AIM OF THE TASK:
Count, in the entries below, the lines in which "this" occurs. Give the number, nothing more.

____ ENTRIES SUPPLIED

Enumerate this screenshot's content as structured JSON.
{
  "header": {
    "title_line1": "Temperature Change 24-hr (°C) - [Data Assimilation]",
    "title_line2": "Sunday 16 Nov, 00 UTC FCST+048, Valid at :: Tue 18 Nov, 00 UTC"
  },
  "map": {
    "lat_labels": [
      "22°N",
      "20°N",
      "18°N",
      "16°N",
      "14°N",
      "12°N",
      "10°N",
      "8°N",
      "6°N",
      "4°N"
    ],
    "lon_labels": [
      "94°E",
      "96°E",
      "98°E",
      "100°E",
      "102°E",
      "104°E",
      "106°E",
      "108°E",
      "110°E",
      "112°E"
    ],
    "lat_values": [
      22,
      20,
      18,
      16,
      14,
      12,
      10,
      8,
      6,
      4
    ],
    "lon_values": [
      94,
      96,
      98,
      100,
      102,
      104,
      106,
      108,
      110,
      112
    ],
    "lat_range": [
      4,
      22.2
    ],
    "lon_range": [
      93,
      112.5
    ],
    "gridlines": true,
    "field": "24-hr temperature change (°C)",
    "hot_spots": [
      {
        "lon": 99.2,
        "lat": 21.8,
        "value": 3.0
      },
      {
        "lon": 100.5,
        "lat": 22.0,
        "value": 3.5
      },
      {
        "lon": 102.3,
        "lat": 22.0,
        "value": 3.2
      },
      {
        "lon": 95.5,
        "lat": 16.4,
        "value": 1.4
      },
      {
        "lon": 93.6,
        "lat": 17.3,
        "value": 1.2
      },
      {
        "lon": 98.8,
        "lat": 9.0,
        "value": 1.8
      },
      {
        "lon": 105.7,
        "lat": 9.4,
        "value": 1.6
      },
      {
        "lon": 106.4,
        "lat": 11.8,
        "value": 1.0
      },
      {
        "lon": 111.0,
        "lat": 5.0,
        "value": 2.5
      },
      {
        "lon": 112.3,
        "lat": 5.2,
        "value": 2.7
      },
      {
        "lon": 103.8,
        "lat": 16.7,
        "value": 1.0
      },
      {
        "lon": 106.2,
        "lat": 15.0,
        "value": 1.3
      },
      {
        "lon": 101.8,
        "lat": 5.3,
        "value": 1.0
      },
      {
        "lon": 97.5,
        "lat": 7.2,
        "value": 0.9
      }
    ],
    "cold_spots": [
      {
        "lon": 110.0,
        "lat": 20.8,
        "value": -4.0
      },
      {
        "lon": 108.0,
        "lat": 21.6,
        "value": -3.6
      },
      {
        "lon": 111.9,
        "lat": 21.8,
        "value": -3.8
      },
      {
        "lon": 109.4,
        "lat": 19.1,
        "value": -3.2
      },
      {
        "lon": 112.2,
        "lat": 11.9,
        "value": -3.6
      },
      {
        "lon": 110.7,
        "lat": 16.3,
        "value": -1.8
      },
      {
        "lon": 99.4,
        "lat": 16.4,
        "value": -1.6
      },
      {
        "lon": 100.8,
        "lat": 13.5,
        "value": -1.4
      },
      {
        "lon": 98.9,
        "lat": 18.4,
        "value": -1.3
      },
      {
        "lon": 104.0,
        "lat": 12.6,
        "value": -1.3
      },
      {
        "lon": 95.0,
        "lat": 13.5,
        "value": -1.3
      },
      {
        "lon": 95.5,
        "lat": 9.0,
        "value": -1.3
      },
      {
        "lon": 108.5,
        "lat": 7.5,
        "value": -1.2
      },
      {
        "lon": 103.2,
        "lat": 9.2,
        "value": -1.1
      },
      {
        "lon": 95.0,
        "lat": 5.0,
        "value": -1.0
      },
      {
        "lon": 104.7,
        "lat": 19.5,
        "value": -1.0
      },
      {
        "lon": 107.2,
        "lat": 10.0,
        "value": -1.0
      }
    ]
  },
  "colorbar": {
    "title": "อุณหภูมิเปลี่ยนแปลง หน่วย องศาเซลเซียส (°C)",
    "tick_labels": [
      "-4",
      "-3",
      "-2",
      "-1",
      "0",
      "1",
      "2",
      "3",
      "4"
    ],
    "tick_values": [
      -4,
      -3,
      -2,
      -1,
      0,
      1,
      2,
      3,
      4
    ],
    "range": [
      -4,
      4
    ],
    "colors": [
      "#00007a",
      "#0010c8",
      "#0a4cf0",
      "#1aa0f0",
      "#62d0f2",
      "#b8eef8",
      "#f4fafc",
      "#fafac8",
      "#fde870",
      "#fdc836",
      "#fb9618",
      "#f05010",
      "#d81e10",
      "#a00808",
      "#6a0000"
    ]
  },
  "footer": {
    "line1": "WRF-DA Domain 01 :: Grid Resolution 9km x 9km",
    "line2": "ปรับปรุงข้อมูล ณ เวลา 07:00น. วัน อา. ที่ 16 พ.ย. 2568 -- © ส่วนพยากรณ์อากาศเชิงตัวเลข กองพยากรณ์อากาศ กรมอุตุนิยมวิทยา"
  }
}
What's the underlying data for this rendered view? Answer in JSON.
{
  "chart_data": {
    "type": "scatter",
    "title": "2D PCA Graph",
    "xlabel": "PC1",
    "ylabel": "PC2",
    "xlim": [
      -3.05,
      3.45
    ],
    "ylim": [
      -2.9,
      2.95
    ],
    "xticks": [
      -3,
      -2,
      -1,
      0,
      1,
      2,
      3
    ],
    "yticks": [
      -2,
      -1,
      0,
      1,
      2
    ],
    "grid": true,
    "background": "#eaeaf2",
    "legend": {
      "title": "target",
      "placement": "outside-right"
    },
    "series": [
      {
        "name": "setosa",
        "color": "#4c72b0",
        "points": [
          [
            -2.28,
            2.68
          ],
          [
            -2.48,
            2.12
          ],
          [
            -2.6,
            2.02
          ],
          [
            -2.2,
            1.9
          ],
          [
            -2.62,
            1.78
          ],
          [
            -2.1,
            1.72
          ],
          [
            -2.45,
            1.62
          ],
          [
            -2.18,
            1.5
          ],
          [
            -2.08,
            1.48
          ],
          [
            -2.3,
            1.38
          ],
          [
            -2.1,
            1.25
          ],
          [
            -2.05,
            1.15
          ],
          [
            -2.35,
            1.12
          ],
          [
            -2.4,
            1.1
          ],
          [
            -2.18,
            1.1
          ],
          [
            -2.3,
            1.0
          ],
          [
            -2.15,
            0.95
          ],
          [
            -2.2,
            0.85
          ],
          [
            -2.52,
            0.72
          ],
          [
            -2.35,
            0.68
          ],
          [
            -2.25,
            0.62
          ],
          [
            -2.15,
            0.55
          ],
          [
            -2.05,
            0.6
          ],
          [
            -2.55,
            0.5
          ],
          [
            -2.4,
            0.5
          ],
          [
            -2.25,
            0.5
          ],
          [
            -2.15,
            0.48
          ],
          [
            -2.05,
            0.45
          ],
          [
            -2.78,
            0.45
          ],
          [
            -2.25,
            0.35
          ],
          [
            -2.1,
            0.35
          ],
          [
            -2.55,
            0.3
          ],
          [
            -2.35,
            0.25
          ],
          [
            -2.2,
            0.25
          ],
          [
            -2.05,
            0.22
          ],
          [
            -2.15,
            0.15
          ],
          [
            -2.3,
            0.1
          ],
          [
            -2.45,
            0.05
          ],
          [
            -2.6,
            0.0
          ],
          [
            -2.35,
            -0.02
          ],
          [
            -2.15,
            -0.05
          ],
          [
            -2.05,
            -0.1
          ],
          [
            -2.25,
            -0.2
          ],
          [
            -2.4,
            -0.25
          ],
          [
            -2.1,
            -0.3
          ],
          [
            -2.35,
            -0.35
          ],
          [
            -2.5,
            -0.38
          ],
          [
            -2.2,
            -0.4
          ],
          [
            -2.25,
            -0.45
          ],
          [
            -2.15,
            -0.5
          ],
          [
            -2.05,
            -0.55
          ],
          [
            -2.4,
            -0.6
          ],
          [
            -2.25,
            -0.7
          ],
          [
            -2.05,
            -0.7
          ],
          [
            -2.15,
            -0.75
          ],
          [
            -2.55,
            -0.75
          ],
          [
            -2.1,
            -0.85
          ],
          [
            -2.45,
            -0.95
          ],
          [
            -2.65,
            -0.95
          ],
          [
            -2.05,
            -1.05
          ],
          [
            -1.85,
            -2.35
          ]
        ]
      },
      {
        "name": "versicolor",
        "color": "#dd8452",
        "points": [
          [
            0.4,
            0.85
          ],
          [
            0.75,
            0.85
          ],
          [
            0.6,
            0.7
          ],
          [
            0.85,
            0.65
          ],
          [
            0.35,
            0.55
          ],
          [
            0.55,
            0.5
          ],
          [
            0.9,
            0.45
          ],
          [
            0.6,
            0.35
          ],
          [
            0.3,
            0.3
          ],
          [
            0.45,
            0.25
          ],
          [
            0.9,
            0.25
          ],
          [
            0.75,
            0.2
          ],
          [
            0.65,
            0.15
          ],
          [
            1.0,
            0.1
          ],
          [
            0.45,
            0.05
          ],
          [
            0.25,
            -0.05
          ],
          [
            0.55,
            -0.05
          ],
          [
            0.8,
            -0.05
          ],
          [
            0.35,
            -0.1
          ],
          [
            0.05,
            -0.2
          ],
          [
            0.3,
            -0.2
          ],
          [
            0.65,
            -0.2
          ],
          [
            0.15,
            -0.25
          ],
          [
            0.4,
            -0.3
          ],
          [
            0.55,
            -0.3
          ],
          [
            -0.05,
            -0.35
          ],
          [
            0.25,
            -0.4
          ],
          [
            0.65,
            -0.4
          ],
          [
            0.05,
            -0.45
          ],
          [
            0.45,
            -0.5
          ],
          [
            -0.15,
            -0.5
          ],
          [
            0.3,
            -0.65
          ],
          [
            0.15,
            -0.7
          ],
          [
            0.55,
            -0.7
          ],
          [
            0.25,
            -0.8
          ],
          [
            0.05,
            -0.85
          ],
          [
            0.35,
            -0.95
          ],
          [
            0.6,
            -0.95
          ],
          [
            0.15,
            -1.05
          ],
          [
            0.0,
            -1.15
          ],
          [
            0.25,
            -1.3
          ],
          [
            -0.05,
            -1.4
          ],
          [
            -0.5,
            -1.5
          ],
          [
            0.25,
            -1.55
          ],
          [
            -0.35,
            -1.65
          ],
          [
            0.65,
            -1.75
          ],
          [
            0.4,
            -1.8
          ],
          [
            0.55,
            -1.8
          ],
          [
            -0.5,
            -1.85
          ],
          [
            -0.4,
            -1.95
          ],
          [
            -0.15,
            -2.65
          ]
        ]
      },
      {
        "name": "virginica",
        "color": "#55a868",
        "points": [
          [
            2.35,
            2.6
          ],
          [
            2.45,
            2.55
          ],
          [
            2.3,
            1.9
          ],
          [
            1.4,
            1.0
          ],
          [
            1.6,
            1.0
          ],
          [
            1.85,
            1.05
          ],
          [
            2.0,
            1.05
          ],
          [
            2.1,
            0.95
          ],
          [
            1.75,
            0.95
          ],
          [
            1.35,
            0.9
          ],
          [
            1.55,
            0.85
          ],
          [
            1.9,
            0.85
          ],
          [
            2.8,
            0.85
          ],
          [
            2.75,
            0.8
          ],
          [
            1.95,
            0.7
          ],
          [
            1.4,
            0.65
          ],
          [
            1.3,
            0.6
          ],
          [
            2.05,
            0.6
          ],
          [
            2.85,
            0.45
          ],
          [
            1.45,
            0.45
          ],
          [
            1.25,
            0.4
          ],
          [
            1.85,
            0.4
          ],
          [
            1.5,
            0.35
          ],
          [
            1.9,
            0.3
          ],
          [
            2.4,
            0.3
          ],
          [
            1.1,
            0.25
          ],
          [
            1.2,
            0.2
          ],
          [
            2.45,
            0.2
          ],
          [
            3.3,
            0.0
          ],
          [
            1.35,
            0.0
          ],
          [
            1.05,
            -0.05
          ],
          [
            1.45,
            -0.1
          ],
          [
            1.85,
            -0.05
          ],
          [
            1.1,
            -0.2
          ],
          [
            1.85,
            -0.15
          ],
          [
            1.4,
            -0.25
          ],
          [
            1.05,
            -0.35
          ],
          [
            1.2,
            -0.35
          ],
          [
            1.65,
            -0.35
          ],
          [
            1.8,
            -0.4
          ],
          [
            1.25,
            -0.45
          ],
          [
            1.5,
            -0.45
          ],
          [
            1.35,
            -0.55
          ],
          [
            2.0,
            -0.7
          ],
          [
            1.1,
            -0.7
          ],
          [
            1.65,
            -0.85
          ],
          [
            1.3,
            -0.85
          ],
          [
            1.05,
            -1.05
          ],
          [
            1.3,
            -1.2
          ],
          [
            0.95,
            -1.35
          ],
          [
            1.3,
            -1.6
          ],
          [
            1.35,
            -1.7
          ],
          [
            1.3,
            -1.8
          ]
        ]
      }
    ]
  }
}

________

REPLY:
2